Check each line of the listing below for the string "Output", and copy the ones that have it.
--
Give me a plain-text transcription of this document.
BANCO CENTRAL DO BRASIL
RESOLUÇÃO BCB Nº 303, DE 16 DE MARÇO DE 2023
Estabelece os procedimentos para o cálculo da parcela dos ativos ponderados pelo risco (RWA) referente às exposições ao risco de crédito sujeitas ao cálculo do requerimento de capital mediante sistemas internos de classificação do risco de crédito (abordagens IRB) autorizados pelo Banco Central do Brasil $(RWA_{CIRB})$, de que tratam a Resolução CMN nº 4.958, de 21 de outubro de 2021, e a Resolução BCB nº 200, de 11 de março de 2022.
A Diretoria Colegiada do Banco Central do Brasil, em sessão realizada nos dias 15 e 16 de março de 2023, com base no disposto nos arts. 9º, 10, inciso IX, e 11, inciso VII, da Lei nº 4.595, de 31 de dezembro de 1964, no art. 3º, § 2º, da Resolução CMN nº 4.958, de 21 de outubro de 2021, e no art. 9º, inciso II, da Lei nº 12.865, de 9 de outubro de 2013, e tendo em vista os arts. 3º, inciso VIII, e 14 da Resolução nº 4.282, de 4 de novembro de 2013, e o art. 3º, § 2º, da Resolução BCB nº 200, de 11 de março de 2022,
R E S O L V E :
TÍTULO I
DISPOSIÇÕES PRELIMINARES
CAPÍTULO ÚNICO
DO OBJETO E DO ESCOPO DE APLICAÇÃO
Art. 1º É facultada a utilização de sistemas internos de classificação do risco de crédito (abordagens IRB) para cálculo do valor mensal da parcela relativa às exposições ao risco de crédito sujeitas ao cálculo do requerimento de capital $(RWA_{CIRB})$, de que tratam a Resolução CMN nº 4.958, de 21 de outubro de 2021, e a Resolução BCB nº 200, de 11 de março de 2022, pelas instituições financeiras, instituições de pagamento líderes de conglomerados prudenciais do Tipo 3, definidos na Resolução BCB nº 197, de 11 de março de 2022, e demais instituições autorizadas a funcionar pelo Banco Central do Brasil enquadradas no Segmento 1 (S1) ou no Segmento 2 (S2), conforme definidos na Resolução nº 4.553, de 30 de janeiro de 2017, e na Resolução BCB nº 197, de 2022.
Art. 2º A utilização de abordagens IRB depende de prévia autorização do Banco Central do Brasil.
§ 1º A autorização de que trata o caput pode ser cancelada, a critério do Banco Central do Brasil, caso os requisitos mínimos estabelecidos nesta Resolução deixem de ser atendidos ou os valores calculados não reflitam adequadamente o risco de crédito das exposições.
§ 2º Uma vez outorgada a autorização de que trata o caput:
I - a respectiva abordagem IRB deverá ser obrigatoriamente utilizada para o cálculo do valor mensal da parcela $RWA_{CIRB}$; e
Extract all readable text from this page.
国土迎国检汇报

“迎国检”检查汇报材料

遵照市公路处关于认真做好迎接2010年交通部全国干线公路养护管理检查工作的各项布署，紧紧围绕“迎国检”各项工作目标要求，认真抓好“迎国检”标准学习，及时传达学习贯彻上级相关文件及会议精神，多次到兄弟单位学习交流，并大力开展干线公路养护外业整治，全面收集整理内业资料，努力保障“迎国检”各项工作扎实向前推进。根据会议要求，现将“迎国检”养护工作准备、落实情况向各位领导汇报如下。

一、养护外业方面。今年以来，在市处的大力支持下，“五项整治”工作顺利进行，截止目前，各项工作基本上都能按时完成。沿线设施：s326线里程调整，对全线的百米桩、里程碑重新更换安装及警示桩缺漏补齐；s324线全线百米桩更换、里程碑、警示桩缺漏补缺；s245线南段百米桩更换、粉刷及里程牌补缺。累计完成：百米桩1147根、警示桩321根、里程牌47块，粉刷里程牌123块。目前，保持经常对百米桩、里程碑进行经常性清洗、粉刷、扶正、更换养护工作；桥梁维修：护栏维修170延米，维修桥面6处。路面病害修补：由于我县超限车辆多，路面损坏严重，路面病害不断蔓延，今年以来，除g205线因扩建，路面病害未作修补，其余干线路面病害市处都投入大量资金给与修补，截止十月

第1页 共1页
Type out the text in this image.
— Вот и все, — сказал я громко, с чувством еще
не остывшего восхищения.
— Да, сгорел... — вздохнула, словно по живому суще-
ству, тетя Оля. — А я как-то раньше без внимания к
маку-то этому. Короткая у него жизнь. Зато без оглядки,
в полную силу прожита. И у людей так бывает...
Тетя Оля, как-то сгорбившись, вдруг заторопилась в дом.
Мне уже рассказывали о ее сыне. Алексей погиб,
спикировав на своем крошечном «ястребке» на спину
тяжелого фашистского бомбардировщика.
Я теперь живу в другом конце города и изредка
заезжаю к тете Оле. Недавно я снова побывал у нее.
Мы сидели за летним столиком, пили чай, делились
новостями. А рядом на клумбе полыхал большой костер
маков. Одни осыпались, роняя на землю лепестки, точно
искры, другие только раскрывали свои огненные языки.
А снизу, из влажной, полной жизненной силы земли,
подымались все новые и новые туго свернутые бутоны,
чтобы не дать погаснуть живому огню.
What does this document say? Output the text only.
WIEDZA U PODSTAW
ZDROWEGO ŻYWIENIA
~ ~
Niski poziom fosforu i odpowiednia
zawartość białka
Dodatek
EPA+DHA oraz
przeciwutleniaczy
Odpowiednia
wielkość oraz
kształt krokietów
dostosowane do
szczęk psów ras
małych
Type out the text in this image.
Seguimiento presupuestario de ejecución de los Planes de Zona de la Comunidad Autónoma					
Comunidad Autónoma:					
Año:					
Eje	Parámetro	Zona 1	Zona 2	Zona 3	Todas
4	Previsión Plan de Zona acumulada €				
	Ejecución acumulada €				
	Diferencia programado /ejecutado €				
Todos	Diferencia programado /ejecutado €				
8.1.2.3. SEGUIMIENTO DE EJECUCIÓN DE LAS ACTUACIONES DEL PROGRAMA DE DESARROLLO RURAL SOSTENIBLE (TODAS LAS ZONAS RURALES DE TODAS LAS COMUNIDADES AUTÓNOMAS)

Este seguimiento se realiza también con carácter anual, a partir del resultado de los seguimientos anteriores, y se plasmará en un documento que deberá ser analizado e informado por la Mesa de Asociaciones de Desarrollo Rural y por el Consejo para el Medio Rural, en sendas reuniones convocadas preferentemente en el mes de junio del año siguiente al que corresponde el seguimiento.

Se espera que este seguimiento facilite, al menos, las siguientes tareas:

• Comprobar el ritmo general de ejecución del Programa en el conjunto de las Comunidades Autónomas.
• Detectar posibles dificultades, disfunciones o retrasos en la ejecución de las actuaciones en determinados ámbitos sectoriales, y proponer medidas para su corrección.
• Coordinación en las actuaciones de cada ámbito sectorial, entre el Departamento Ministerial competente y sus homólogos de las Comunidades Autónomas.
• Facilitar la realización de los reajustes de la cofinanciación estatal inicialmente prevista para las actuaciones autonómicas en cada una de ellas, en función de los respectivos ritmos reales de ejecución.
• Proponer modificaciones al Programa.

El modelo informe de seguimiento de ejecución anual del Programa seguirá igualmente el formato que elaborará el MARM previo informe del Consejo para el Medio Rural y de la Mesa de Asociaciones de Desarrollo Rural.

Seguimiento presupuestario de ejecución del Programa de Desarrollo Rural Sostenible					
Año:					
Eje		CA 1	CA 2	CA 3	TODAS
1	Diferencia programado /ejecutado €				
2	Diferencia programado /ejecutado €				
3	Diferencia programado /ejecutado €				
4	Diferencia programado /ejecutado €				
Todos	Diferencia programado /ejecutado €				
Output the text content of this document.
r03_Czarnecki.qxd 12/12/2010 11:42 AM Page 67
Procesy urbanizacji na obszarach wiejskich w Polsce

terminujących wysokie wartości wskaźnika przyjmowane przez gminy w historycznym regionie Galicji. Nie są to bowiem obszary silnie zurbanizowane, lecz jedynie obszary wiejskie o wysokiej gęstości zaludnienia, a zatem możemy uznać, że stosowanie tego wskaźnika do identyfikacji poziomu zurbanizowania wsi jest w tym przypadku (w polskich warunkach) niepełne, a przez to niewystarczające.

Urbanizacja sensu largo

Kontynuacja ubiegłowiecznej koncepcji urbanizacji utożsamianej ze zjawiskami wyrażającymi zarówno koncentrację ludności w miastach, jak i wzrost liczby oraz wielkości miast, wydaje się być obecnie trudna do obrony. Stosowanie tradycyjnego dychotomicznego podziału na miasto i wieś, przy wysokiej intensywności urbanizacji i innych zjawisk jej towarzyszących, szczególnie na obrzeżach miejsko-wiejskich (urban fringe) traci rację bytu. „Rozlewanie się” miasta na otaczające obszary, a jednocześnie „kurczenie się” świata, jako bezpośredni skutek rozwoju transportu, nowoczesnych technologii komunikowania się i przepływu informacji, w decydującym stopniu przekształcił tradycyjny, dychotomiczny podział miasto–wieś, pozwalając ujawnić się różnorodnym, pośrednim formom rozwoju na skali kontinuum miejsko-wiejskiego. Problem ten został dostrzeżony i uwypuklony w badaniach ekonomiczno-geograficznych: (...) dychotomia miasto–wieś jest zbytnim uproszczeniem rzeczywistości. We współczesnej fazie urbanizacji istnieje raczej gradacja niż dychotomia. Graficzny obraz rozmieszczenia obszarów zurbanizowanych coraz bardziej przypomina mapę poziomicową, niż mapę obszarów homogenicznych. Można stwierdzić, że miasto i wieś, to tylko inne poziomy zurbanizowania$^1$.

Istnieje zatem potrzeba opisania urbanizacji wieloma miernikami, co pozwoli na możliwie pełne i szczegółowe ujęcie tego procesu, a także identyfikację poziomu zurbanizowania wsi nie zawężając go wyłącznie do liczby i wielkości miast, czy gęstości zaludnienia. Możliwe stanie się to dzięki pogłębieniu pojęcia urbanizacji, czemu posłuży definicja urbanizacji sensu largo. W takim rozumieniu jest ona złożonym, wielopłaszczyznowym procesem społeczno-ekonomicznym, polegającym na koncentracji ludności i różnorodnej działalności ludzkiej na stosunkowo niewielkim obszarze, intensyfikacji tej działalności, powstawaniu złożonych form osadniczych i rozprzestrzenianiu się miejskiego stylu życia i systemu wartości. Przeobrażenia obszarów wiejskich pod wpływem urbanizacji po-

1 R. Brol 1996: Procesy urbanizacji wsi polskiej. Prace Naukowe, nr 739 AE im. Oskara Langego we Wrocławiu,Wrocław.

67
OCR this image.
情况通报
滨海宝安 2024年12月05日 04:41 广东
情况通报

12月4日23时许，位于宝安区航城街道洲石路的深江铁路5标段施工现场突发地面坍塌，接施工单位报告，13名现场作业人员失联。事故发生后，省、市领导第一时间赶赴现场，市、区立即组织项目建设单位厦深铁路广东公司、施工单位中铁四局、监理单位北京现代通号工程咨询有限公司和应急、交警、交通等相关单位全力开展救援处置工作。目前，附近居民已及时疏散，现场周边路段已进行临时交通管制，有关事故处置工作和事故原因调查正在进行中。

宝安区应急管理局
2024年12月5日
--
## WRITTEN ANSWER
What does this document say? Output the text only.
Output the text content of this document.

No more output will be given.